**WORK TO DO:**
Can you copy out verbatim the lines of the entries below, starting at the line containing "For every button, label, input, icon, or" and ending at the line containing "column-header-cell: 4 (153, 14, 202, 53)", with both of those lines included?

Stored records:
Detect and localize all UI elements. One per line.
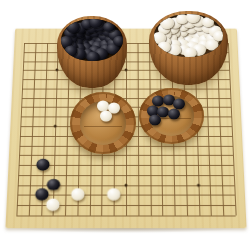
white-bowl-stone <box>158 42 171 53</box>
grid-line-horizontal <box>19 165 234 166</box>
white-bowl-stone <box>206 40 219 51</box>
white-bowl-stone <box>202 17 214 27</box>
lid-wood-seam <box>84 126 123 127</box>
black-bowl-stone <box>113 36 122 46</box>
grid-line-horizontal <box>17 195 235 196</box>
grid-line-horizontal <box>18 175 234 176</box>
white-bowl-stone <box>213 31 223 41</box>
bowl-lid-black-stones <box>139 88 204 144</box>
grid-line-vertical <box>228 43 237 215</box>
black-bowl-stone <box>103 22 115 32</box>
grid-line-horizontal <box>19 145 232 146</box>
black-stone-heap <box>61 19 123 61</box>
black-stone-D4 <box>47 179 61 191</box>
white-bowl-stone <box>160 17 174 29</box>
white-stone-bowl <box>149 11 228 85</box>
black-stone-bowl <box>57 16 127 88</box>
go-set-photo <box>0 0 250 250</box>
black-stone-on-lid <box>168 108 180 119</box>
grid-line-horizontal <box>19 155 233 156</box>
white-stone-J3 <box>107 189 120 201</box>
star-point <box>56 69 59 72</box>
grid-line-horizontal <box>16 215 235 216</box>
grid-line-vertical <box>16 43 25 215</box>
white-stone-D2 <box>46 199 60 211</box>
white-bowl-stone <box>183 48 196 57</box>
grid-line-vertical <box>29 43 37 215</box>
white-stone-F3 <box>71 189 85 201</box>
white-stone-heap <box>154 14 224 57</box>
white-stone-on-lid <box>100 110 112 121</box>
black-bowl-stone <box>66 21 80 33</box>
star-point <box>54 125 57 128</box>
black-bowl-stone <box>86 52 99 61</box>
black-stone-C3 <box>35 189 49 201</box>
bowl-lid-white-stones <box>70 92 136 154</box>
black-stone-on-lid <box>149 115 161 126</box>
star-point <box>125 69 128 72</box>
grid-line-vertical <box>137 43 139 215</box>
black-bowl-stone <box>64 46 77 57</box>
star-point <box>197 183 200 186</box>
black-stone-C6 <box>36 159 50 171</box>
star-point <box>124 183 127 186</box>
--
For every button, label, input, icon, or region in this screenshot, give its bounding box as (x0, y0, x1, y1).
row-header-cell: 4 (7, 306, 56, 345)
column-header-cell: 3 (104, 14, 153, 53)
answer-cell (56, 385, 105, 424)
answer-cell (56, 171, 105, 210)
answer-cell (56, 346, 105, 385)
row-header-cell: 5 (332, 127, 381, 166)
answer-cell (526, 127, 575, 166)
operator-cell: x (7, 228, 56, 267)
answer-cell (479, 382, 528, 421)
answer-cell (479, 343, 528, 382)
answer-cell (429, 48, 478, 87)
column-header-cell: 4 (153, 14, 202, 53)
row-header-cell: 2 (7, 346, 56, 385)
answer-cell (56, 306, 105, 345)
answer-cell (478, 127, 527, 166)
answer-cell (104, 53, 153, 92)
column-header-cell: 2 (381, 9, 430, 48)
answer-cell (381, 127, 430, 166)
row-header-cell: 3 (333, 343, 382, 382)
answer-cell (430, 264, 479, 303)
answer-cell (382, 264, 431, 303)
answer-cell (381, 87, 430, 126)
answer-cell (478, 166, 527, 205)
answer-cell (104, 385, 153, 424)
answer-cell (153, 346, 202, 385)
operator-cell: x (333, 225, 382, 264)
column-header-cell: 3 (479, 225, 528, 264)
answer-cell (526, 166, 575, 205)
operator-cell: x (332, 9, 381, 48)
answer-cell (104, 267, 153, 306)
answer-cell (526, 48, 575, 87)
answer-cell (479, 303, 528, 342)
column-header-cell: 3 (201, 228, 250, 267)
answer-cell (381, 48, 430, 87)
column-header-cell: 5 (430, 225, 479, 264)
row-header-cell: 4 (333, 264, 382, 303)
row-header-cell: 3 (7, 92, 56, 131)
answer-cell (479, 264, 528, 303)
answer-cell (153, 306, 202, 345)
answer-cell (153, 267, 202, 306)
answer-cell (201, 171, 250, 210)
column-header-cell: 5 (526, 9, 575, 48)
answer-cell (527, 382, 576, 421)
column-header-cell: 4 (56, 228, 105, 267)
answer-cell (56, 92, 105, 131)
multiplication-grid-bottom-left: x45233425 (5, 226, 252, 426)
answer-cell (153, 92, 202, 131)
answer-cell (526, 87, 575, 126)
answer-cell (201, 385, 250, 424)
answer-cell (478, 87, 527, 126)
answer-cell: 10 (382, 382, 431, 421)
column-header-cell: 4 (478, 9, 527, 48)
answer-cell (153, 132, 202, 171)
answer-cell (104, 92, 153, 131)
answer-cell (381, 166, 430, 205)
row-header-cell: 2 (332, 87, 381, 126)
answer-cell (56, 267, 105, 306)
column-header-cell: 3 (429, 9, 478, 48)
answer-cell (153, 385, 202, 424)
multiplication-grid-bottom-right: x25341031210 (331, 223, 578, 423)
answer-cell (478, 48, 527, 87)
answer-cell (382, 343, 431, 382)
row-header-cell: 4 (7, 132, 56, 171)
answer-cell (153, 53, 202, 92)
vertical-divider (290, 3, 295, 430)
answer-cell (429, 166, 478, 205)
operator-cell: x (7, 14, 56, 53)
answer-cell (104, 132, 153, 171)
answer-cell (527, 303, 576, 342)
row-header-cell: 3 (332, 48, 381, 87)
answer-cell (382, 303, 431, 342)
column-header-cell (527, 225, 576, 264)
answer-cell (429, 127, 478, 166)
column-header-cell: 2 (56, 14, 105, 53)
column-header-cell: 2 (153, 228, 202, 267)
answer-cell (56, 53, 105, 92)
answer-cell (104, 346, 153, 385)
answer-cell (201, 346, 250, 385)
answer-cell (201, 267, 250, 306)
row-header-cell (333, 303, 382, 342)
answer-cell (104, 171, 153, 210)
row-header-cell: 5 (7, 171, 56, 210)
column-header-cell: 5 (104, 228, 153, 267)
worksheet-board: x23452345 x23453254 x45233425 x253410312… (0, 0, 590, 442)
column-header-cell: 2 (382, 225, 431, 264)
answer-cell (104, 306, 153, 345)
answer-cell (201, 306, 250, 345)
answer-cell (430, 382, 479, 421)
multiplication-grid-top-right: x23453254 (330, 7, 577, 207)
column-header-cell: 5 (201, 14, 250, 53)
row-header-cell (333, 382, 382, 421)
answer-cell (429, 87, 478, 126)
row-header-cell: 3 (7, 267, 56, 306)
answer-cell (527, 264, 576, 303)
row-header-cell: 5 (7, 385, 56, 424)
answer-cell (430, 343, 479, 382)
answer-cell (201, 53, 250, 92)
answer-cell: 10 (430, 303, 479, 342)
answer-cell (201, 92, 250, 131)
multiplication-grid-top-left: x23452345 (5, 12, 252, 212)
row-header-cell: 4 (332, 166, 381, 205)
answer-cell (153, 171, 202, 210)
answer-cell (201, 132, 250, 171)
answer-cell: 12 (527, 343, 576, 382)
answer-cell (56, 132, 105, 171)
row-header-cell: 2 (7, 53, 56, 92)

**WRITTEN REPLY:**
For every button, label, input, icon, or region in this screenshot, give its bounding box as (x0, y0, x1, y1).
row-header-cell: 4 (7, 306, 56, 345)
column-header-cell: 3 (104, 14, 153, 53)
answer-cell (56, 385, 105, 424)
answer-cell (56, 171, 105, 210)
answer-cell (56, 346, 105, 385)
row-header-cell: 5 (332, 127, 381, 166)
answer-cell (526, 127, 575, 166)
operator-cell: x (7, 228, 56, 267)
answer-cell (479, 382, 528, 421)
answer-cell (479, 343, 528, 382)
answer-cell (429, 48, 478, 87)
column-header-cell: 4 (153, 14, 202, 53)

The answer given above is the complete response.